### Goal
The listing below should be copied in full, word for word.

### Provided entries
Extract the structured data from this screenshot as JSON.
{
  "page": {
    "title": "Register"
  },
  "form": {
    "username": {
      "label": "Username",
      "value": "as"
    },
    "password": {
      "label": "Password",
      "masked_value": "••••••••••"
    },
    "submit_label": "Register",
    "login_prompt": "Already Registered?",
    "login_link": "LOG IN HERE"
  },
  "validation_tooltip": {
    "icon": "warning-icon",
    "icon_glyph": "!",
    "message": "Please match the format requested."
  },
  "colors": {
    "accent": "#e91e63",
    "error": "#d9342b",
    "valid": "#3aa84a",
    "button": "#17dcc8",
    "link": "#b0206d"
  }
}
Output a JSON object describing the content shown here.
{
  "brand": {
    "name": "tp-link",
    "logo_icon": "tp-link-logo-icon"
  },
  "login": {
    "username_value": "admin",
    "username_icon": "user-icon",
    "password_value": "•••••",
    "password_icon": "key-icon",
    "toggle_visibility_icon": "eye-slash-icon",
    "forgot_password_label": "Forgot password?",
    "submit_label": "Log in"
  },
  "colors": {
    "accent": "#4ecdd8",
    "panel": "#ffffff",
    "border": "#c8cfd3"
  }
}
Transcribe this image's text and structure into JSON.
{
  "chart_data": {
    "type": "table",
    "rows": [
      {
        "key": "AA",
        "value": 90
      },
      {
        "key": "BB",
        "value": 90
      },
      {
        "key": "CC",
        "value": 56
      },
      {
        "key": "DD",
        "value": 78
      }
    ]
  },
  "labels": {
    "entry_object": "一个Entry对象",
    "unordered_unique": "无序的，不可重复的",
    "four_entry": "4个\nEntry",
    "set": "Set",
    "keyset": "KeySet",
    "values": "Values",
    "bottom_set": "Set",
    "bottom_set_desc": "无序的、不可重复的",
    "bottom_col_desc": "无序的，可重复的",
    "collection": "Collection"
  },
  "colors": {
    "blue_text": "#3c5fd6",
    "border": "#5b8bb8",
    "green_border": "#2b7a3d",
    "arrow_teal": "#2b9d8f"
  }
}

### Correct output
Extract the structured data from this screenshot as JSON.
{
  "page": {
    "title": "Register"
  },
  "form": {
    "username": {
      "label": "Username",
      "value": "as"
    },
    "password": {
      "label": "Password",
      "masked_value": "••••••••••"
    },
    "submit_label": "Register",
    "login_prompt": "Already Registered?",
    "login_link": "LOG IN HERE"
  },
  "validation_tooltip": {
    "icon": "warning-icon",
    "icon_glyph": "!",
    "message": "Please match the format requested."
  },
  "colors": {
    "accent": "#e91e63",
    "error": "#d9342b",
    "valid": "#3aa84a",
    "button": "#17dcc8",
    "link": "#b0206d"
  }
}
Output a JSON object describing the content shown here.
{
  "brand": {
    "name": "tp-link",
    "logo_icon": "tp-link-logo-icon"
  },
  "login": {
    "username_value": "admin",
    "username_icon": "user-icon",
    "password_value": "•••••",
    "password_icon": "key-icon",
    "toggle_visibility_icon": "eye-slash-icon",
    "forgot_password_label": "Forgot password?",
    "submit_label": "Log in"
  },
  "colors": {
    "accent": "#4ecdd8",
    "panel": "#ffffff",
    "border": "#c8cfd3"
  }
}
Transcribe this image's text and structure into JSON.
{
  "chart_data": {
    "type": "table",
    "rows": [
      {
        "key": "AA",
        "value": 90
      },
      {
        "key": "BB",
        "value": 90
      },
      {
        "key": "CC",
        "value": 56
      },
      {
        "key": "DD",
        "value": 78
      }
    ]
  },
  "labels": {
    "entry_object": "一个Entry对象",
    "unordered_unique": "无序的，不可重复的",
    "four_entry": "4个\nEntry",
    "set": "Set",
    "keyset": "KeySet",
    "values": "Values",
    "bottom_set": "Set",
    "bottom_set_desc": "无序的、不可重复的",
    "bottom_col_desc": "无序的，可重复的",
    "collection": "Collection"
  },
  "colors": {
    "blue_text": "#3c5fd6",
    "border": "#5b8bb8",
    "green_border": "#2b7a3d",
    "arrow_teal": "#2b9d8f"
  }
}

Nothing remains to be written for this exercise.